Task directions:
Determine how many lines of the entries contain "reported". Reply with that number alone.
START Provided material
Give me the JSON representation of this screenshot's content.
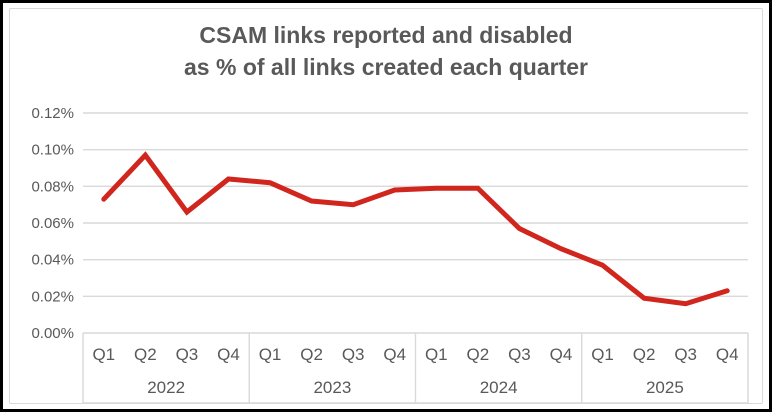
{
  "title": {
    "line1": "CSAM links reported and disabled",
    "line2": "as % of all links created each quarter"
  },
  "chart_data": {
    "type": "line",
    "title": "CSAM links reported and disabled as % of all links created each quarter",
    "legend": false,
    "grid": true,
    "x_axis": {
      "years": [
        "2022",
        "2023",
        "2024",
        "2025"
      ],
      "quarters_per_year": [
        "Q1",
        "Q2",
        "Q3",
        "Q4"
      ],
      "categories": [
        "2022 Q1",
        "2022 Q2",
        "2022 Q3",
        "2022 Q4",
        "2023 Q1",
        "2023 Q2",
        "2023 Q3",
        "2023 Q4",
        "2024 Q1",
        "2024 Q2",
        "2024 Q3",
        "2024 Q4",
        "2025 Q1",
        "2025 Q2",
        "2025 Q3",
        "2025 Q4"
      ]
    },
    "y_axis": {
      "tick_labels": [
        "0.12%",
        "0.10%",
        "0.08%",
        "0.06%",
        "0.04%",
        "0.02%",
        "0.00%"
      ],
      "min_percent": 0.0,
      "max_percent": 0.12
    },
    "series": [
      {
        "name": "CSAM links reported and disabled as % of all links created",
        "values_percent": [
          0.073,
          0.097,
          0.066,
          0.084,
          0.082,
          0.072,
          0.07,
          0.078,
          0.079,
          0.079,
          0.057,
          0.046,
          0.037,
          0.019,
          0.016,
          0.023
        ]
      }
    ],
    "line_color": "#d0261d"
  },
  "colors": {
    "background": "#ffffff",
    "outer_border": "#000000",
    "chart_border": "#d9d9d9",
    "gridline": "#d9d9d9",
    "axis_box": "#d9d9d9",
    "text": "#595959",
    "line": "#d0261d"
  }
}
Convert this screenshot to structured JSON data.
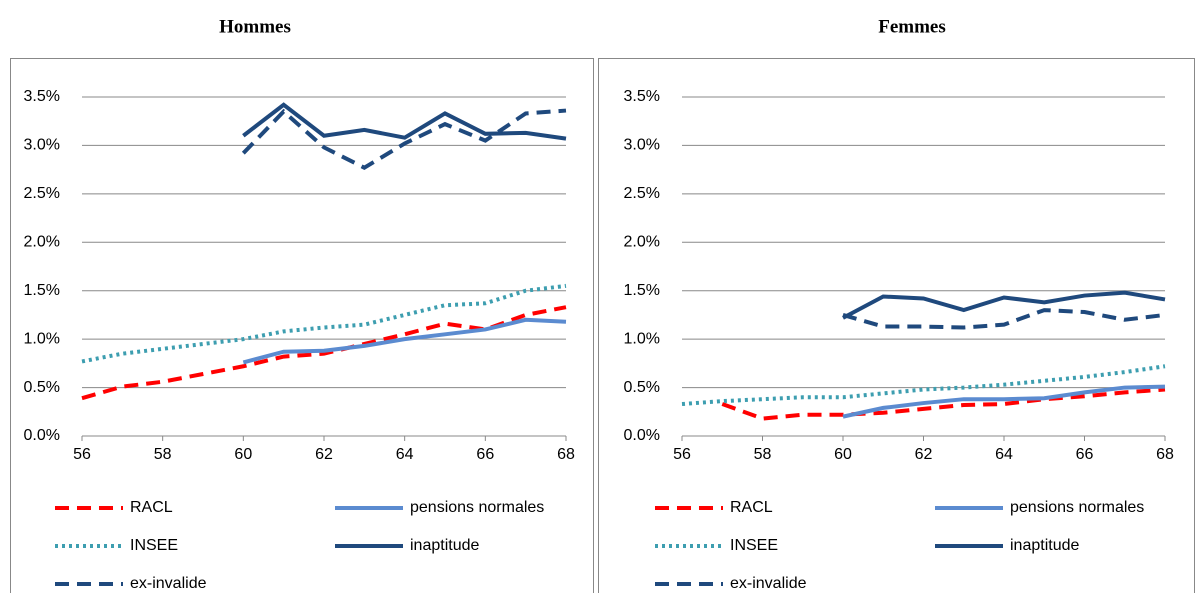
END Provided material
Expected output:
3